Stored entries
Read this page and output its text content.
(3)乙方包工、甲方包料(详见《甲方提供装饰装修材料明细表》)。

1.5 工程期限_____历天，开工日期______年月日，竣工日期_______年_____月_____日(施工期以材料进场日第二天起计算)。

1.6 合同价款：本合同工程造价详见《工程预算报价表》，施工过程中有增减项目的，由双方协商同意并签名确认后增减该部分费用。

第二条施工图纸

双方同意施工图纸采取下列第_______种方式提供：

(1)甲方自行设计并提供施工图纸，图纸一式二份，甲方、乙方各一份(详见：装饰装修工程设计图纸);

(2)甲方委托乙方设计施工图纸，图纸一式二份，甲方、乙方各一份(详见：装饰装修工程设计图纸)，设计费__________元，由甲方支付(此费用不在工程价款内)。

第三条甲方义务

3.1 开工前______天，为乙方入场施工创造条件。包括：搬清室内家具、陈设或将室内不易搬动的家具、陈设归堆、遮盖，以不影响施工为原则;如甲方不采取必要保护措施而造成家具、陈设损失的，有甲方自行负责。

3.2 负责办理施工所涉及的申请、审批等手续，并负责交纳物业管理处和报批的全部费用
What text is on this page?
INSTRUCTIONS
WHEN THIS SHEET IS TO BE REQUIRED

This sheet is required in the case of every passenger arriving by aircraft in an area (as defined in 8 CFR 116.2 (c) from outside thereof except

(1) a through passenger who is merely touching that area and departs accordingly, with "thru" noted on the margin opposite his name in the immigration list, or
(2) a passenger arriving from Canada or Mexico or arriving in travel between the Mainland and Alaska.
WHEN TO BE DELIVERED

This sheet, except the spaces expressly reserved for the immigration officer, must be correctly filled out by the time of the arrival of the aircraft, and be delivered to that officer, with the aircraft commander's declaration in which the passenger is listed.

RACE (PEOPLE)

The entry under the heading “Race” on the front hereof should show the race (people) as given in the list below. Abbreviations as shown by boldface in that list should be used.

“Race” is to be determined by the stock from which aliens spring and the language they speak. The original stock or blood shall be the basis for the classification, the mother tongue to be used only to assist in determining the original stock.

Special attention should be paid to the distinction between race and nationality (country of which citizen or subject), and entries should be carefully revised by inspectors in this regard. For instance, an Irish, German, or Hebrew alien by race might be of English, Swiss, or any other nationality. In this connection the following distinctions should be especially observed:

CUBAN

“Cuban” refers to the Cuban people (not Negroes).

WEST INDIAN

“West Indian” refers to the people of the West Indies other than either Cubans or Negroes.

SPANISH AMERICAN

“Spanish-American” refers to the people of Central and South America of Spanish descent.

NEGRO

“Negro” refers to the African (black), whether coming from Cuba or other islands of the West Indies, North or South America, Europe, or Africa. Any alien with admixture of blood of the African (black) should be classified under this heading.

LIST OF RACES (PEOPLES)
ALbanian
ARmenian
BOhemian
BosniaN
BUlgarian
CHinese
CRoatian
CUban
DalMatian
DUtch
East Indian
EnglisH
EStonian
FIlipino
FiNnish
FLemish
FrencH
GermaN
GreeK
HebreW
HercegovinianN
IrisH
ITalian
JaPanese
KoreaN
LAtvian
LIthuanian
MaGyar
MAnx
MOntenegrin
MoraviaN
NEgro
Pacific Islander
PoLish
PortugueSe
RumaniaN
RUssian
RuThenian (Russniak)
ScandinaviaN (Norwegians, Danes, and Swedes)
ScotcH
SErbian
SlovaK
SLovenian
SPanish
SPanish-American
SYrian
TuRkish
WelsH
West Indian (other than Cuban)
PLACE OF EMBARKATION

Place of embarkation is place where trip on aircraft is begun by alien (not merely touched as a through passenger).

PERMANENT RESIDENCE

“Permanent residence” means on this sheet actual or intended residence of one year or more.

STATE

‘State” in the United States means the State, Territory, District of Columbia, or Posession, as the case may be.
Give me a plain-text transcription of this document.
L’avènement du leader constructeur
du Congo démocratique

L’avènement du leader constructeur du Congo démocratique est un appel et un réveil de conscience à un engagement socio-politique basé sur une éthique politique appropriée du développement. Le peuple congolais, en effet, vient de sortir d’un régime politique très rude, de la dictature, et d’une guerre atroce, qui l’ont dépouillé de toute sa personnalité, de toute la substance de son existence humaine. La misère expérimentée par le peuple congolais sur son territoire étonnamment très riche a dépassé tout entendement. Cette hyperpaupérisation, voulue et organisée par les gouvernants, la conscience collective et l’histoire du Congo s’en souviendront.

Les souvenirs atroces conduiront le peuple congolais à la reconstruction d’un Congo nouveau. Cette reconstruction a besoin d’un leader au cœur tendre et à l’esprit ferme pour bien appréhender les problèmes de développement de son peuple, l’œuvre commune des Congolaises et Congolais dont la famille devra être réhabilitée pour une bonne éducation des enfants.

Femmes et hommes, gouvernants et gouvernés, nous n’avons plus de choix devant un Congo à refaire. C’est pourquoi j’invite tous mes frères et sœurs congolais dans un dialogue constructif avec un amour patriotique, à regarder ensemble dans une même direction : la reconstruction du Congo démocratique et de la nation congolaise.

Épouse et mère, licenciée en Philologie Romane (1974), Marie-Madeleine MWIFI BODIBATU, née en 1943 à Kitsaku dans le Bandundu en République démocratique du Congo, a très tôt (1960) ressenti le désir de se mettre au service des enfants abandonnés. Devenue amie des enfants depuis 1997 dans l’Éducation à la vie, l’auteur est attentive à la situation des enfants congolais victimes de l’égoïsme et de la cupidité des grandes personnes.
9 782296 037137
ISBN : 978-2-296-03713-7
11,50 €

**Task statement**
Transcribe the whole listing exactly.

**Written answer**
Read this page and output its text content.
(3)乙方包工、甲方包料(详见《甲方提供装饰装修材料明细表》)。

1.5 工程期限_____历天，开工日期______年月日，竣工日期_______年_____月_____日(施工期以材料进场日第二天起计算)。

1.6 合同价款：本合同工程造价详见《工程预算报价表》，施工过程中有增减项目的，由双方协商同意并签名确认后增减该部分费用。

第二条施工图纸

双方同意施工图纸采取下列第_______种方式提供：

(1)甲方自行设计并提供施工图纸，图纸一式二份，甲方、乙方各一份(详见：装饰装修工程设计图纸);

(2)甲方委托乙方设计施工图纸，图纸一式二份，甲方、乙方各一份(详见：装饰装修工程设计图纸)，设计费__________元，由甲方支付(此费用不在工程价款内)。

第三条甲方义务

3.1 开工前______天，为乙方入场施工创造条件。包括：搬清室内家具、陈设或将室内不易搬动的家具、陈设归堆、遮盖，以不影响施工为原则;如甲方不采取必要保护措施而造成家具、陈设损失的，有甲方自行负责。

3.2 负责办理施工所涉及的申请、审批等手续，并负责交纳物业管理处和报批的全部费用
What text is on this page?
INSTRUCTIONS
WHEN THIS SHEET IS TO BE REQUIRED

This sheet is required in the case of every passenger arriving by aircraft in an area (as defined in 8 CFR 116.2 (c) from outside thereof except

(1) a through passenger who is merely touching that area and departs accordingly, with "thru" noted on the margin opposite his name in the immigration list, or
(2) a passenger arriving from Canada or Mexico or arriving in travel between the Mainland and Alaska.
WHEN TO BE DELIVERED

This sheet, except the spaces expressly reserved for the immigration officer, must be correctly filled out by the time of the arrival of the aircraft, and be delivered to that officer, with the aircraft commander's declaration in which the passenger is listed.

RACE (PEOPLE)

The entry under the heading “Race” on the front hereof should show the race (people) as given in the list below. Abbreviations as shown by boldface in that list should be used.

“Race” is to be determined by the stock from which aliens spring and the language they speak. The original stock or blood shall be the basis for the classification, the mother tongue to be used only to assist in determining the original stock.

Special attention should be paid to the distinction between race and nationality (country of which citizen or subject), and entries should be carefully revised by inspectors in this regard. For instance, an Irish, German, or Hebrew alien by race might be of English, Swiss, or any other nationality. In this connection the following distinctions should be especially observed:

CUBAN

“Cuban” refers to the Cuban people (not Negroes).

WEST INDIAN

“West Indian” refers to the people of the West Indies other than either Cubans or Negroes.

SPANISH AMERICAN

“Spanish-American” refers to the people of Central and South America of Spanish descent.

NEGRO

“Negro” refers to the African (black), whether coming from Cuba or other islands of the West Indies, North or South America, Europe, or Africa. Any alien with admixture of blood of the African (black) should be classified under this heading.

LIST OF RACES (PEOPLES)
ALbanian
ARmenian
BOhemian
BosniaN
BUlgarian
CHinese
CRoatian
CUban
DalMatian
DUtch
East Indian
EnglisH
EStonian
FIlipino
FiNnish
FLemish
FrencH
GermaN
GreeK
HebreW
HercegovinianN
IrisH
ITalian
JaPanese
KoreaN
LAtvian
LIthuanian
MaGyar
MAnx
MOntenegrin
MoraviaN
NEgro
Pacific Islander
PoLish
PortugueSe
RumaniaN
RUssian
RuThenian (Russniak)
ScandinaviaN (Norwegians, Danes, and Swedes)
ScotcH
SErbian
SlovaK
SLovenian
SPanish
SPanish-American
SYrian
TuRkish
WelsH
West Indian (other than Cuban)
PLACE OF EMBARKATION

Place of embarkation is place where trip on aircraft is begun by alien (not merely touched as a through passenger).

PERMANENT RESIDENCE

“Permanent residence” means on this sheet actual or intended residence of one year or more.

STATE

‘State” in the United States means the State, Territory, District of Columbia, or Posession, as the case may be.
Give me a plain-text transcription of this document.
L’avènement du leader constructeur
du Congo démocratique

L’avènement du leader constructeur du Congo démocratique est un appel et un réveil de conscience à un engagement socio-politique basé sur une éthique politique appropriée du développement. Le peuple congolais, en effet, vient de sortir d’un régime politique très rude, de la dictature, et d’une guerre atroce, qui l’ont dépouillé de toute sa personnalité, de toute la substance de son existence humaine. La misère expérimentée par le peuple congolais sur son territoire étonnamment très riche a dépassé tout entendement. Cette hyperpaupérisation, voulue et organisée par les gouvernants, la conscience collective et l’histoire du Congo s’en souviendront.

Les souvenirs atroces conduiront le peuple congolais à la reconstruction d’un Congo nouveau. Cette reconstruction a besoin d’un leader au cœur tendre et à l’esprit ferme pour bien appréhender les problèmes de développement de son peuple, l’œuvre commune des Congolaises et Congolais dont la famille devra être réhabilitée pour une bonne éducation des enfants.

Femmes et hommes, gouvernants et gouvernés, nous n’avons plus de choix devant un Congo à refaire. C’est pourquoi j’invite tous mes frères et sœurs congolais dans un dialogue constructif avec un amour patriotique, à regarder ensemble dans une même direction : la reconstruction du Congo démocratique et de la nation congolaise.

Épouse et mère, licenciée en Philologie Romane (1974), Marie-Madeleine MWIFI BODIBATU, née en 1943 à Kitsaku dans le Bandundu en République démocratique du Congo, a très tôt (1960) ressenti le désir de se mettre au service des enfants abandonnés. Devenue amie des enfants depuis 1997 dans l’Éducation à la vie, l’auteur est attentive à la situation des enfants congolais victimes de l’égoïsme et de la cupidité des grandes personnes.
9 782296 037137
ISBN : 978-2-296-03713-7
11,50 €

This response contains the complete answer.